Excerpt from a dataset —
————

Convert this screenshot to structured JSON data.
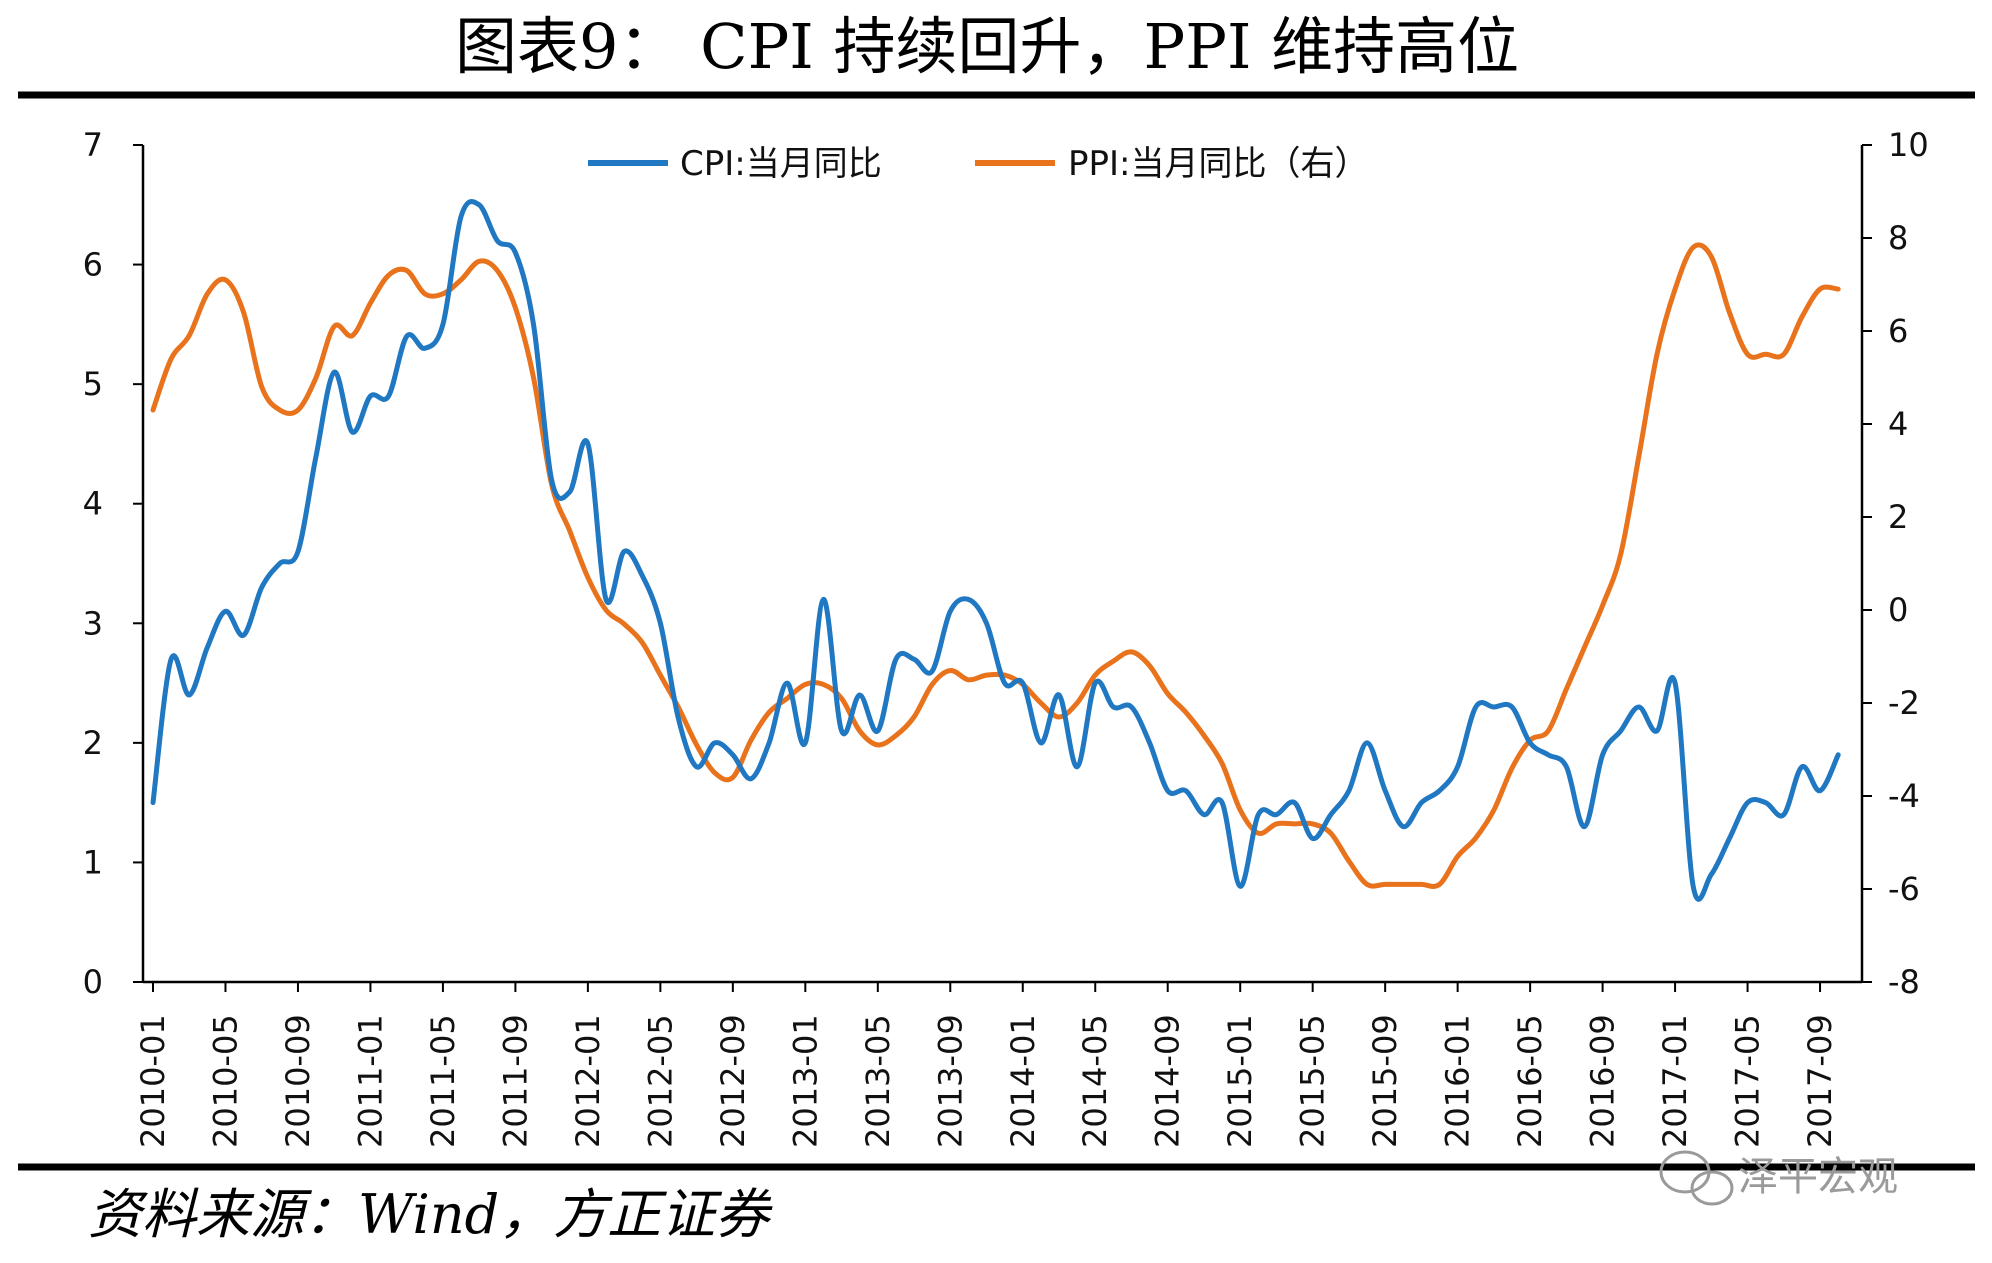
{
  "header": {
    "title": "图表9：  CPI 持续回升，PPI 维持高位"
  },
  "footer": {
    "source": "资料来源：Wind，方正证券",
    "watermark": "泽平宏观"
  },
  "colors": {
    "cpi": "#1F78C1",
    "ppi": "#E8731C",
    "rule": "#000000",
    "watermark": "#9a9a9a"
  },
  "icons": {
    "watermark_icon": "wechat-icon"
  },
  "chart_data": {
    "type": "line",
    "title": "",
    "xlabel": "",
    "ylabel_left": "",
    "ylabel_right": "",
    "legend_placement": "top-center",
    "grid": false,
    "x_tick_labels": [
      "2010-01",
      "2010-05",
      "2010-09",
      "2011-01",
      "2011-05",
      "2011-09",
      "2012-01",
      "2012-05",
      "2012-09",
      "2013-01",
      "2013-05",
      "2013-09",
      "2014-01",
      "2014-05",
      "2014-09",
      "2015-01",
      "2015-05",
      "2015-09",
      "2016-01",
      "2016-05",
      "2016-09",
      "2017-01",
      "2017-05",
      "2017-09"
    ],
    "y_left": {
      "min": 0,
      "max": 7,
      "ticks": [
        "0",
        "1",
        "2",
        "3",
        "4",
        "5",
        "6",
        "7"
      ]
    },
    "y_right": {
      "min": -8,
      "max": 10,
      "ticks": [
        "-8",
        "-6",
        "-4",
        "-2",
        "0",
        "2",
        "4",
        "6",
        "8",
        "10"
      ]
    },
    "start": "2010-01",
    "series": [
      {
        "name": "CPI:当月同比",
        "axis": "left",
        "values": [
          1.5,
          2.7,
          2.4,
          2.8,
          3.1,
          2.9,
          3.3,
          3.5,
          3.6,
          4.4,
          5.1,
          4.6,
          4.9,
          4.9,
          5.4,
          5.3,
          5.5,
          6.4,
          6.5,
          6.2,
          6.1,
          5.5,
          4.2,
          4.1,
          4.5,
          3.2,
          3.6,
          3.4,
          3.0,
          2.2,
          1.8,
          2.0,
          1.9,
          1.7,
          2.0,
          2.5,
          2.0,
          3.2,
          2.1,
          2.4,
          2.1,
          2.7,
          2.7,
          2.6,
          3.1,
          3.2,
          3.0,
          2.5,
          2.5,
          2.0,
          2.4,
          1.8,
          2.5,
          2.3,
          2.3,
          2.0,
          1.6,
          1.6,
          1.4,
          1.5,
          0.8,
          1.4,
          1.4,
          1.5,
          1.2,
          1.4,
          1.6,
          2.0,
          1.6,
          1.3,
          1.5,
          1.6,
          1.8,
          2.3,
          2.3,
          2.3,
          2.0,
          1.9,
          1.8,
          1.3,
          1.9,
          2.1,
          2.3,
          2.1,
          2.5,
          0.8,
          0.9,
          1.2,
          1.5,
          1.5,
          1.4,
          1.8,
          1.6,
          1.9
        ],
        "color": "#1F78C1"
      },
      {
        "name": "PPI:当月同比（右）",
        "axis": "right",
        "values": [
          4.3,
          5.4,
          5.9,
          6.8,
          7.1,
          6.4,
          4.8,
          4.3,
          4.3,
          5.0,
          6.1,
          5.9,
          6.6,
          7.2,
          7.3,
          6.8,
          6.8,
          7.1,
          7.5,
          7.3,
          6.5,
          5.0,
          2.7,
          1.7,
          0.7,
          0.0,
          -0.3,
          -0.7,
          -1.4,
          -2.1,
          -2.9,
          -3.5,
          -3.6,
          -2.8,
          -2.2,
          -1.9,
          -1.6,
          -1.6,
          -1.9,
          -2.6,
          -2.9,
          -2.7,
          -2.3,
          -1.6,
          -1.3,
          -1.5,
          -1.4,
          -1.4,
          -1.6,
          -2.0,
          -2.3,
          -2.0,
          -1.4,
          -1.1,
          -0.9,
          -1.2,
          -1.8,
          -2.2,
          -2.7,
          -3.3,
          -4.3,
          -4.8,
          -4.6,
          -4.6,
          -4.6,
          -4.8,
          -5.4,
          -5.9,
          -5.9,
          -5.9,
          -5.9,
          -5.9,
          -5.3,
          -4.9,
          -4.3,
          -3.4,
          -2.8,
          -2.6,
          -1.7,
          -0.8,
          0.1,
          1.2,
          3.3,
          5.5,
          6.9,
          7.8,
          7.6,
          6.4,
          5.5,
          5.5,
          5.5,
          6.3,
          6.9,
          6.9
        ],
        "color": "#E8731C"
      }
    ]
  }
}
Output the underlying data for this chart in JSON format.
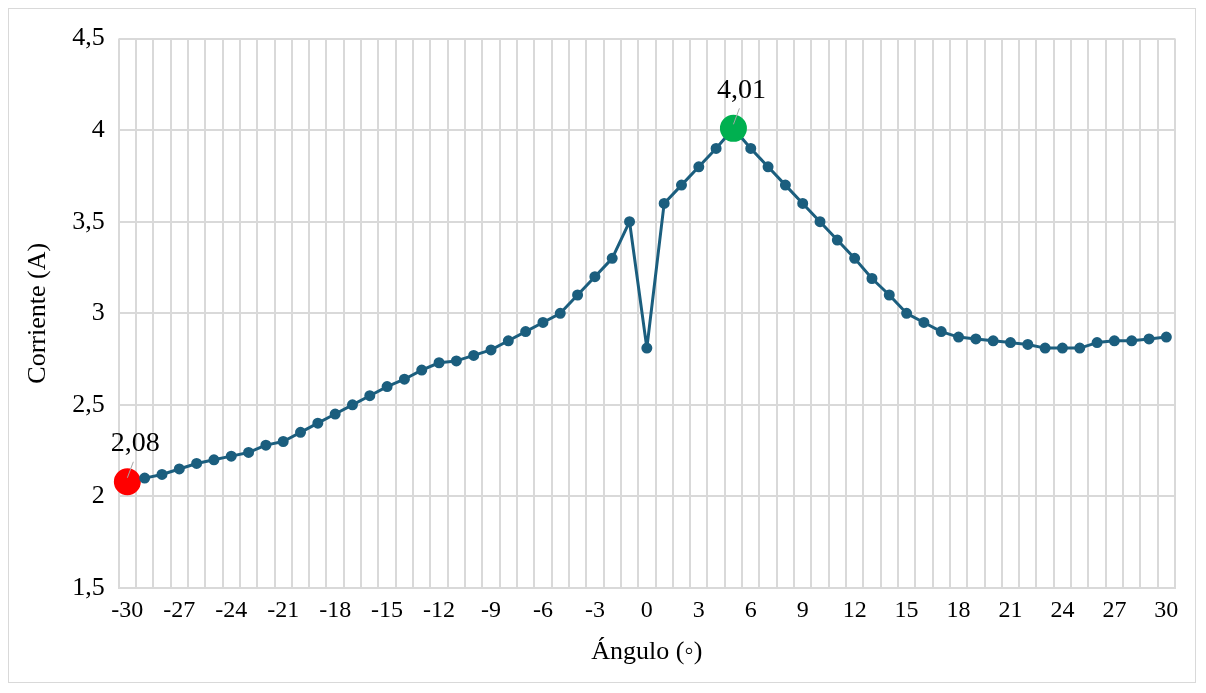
{
  "chart_data": {
    "type": "line",
    "xlabel": "Ángulo (◦)",
    "ylabel": "Corriente (A)",
    "categories": [
      "-30",
      null,
      null,
      "-27",
      null,
      null,
      "-24",
      null,
      null,
      "-21",
      null,
      null,
      "-18",
      null,
      null,
      "-15",
      null,
      null,
      "-12",
      null,
      null,
      "-9",
      null,
      null,
      "-6",
      null,
      null,
      "-3",
      null,
      null,
      "0",
      null,
      null,
      "3",
      null,
      null,
      "6",
      null,
      null,
      "9",
      null,
      null,
      "12",
      null,
      null,
      "15",
      null,
      null,
      "18",
      null,
      null,
      "21",
      null,
      null,
      "24",
      null,
      null,
      "27",
      null,
      null,
      "30"
    ],
    "series": [
      {
        "color": "#1b5e7e",
        "values": [
          2.08,
          2.1,
          2.12,
          2.15,
          2.18,
          2.2,
          2.22,
          2.24,
          2.28,
          2.3,
          2.35,
          2.4,
          2.45,
          2.5,
          2.55,
          2.6,
          2.64,
          2.69,
          2.73,
          2.74,
          2.77,
          2.8,
          2.85,
          2.9,
          2.95,
          3.0,
          3.1,
          3.2,
          3.3,
          3.5,
          2.81,
          3.6,
          3.7,
          3.8,
          3.9,
          4.01,
          3.9,
          3.8,
          3.7,
          3.6,
          3.5,
          3.4,
          3.3,
          3.19,
          3.1,
          3.0,
          2.95,
          2.9,
          2.87,
          2.86,
          2.85,
          2.84,
          2.83,
          2.81,
          2.81,
          2.81,
          2.84,
          2.85,
          2.85,
          2.86,
          2.87
        ],
        "colors": [
          "#ff0000",
          "#1b5e7e",
          "#1b5e7e",
          "#1b5e7e",
          "#1b5e7e",
          "#1b5e7e",
          "#1b5e7e",
          "#1b5e7e",
          "#1b5e7e",
          "#1b5e7e",
          "#1b5e7e",
          "#1b5e7e",
          "#1b5e7e",
          "#1b5e7e",
          "#1b5e7e",
          "#1b5e7e",
          "#1b5e7e",
          "#1b5e7e",
          "#1b5e7e",
          "#1b5e7e",
          "#1b5e7e",
          "#1b5e7e",
          "#1b5e7e",
          "#1b5e7e",
          "#1b5e7e",
          "#1b5e7e",
          "#1b5e7e",
          "#1b5e7e",
          "#1b5e7e",
          "#1b5e7e",
          "#1b5e7e",
          "#1b5e7e",
          "#1b5e7e",
          "#1b5e7e",
          "#1b5e7e",
          "#00b050",
          "#1b5e7e",
          "#1b5e7e",
          "#1b5e7e",
          "#1b5e7e",
          "#1b5e7e",
          "#1b5e7e",
          "#1b5e7e",
          "#1b5e7e",
          "#1b5e7e",
          "#1b5e7e",
          "#1b5e7e",
          "#1b5e7e",
          "#1b5e7e",
          "#1b5e7e",
          "#1b5e7e",
          "#1b5e7e",
          "#1b5e7e",
          "#1b5e7e",
          "#1b5e7e",
          "#1b5e7e",
          "#1b5e7e",
          "#1b5e7e",
          "#1b5e7e",
          "#1b5e7e",
          "#1b5e7e"
        ],
        "value_labels": [
          "2,08",
          null,
          null,
          null,
          null,
          null,
          null,
          null,
          null,
          null,
          null,
          null,
          null,
          null,
          null,
          null,
          null,
          null,
          null,
          null,
          null,
          null,
          null,
          null,
          null,
          null,
          null,
          null,
          null,
          null,
          null,
          null,
          null,
          null,
          null,
          "4,01",
          null,
          null,
          null,
          null,
          null,
          null,
          null,
          null,
          null,
          null,
          null,
          null,
          null,
          null,
          null,
          null,
          null,
          null,
          null,
          null,
          null,
          null,
          null,
          null,
          null
        ]
      }
    ],
    "ylim": [
      1.5,
      4.5
    ],
    "yticks": [
      {
        "value": 1.5,
        "label": "1,5"
      },
      2,
      {
        "value": 2.5,
        "label": "2,5"
      },
      3,
      {
        "value": 3.5,
        "label": "3,5"
      },
      4,
      {
        "value": 4.5,
        "label": "4,5"
      }
    ],
    "grid": true,
    "marker": "circle",
    "line_style": "solid",
    "legend": false
  }
}
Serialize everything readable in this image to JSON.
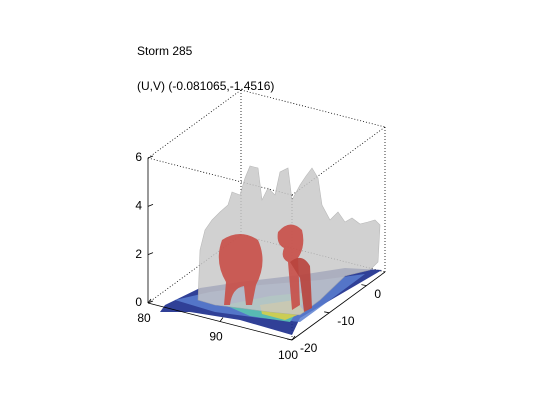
{
  "chart_data": {
    "type": "isosurface3d",
    "title": "Storm 285",
    "subtitle": "(U,V) (-0.081065,-1.4516)",
    "xlim": [
      80,
      100
    ],
    "xticks": [
      80,
      90,
      100
    ],
    "ylim": [
      -20,
      5
    ],
    "yticks": [
      -20,
      -10,
      0
    ],
    "zlim": [
      0,
      6
    ],
    "zticks": [
      0,
      2,
      4,
      6
    ]
  }
}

————

What is asked — Lines containing the word "this" are to be tallied; report only the total.

Problem solution — 3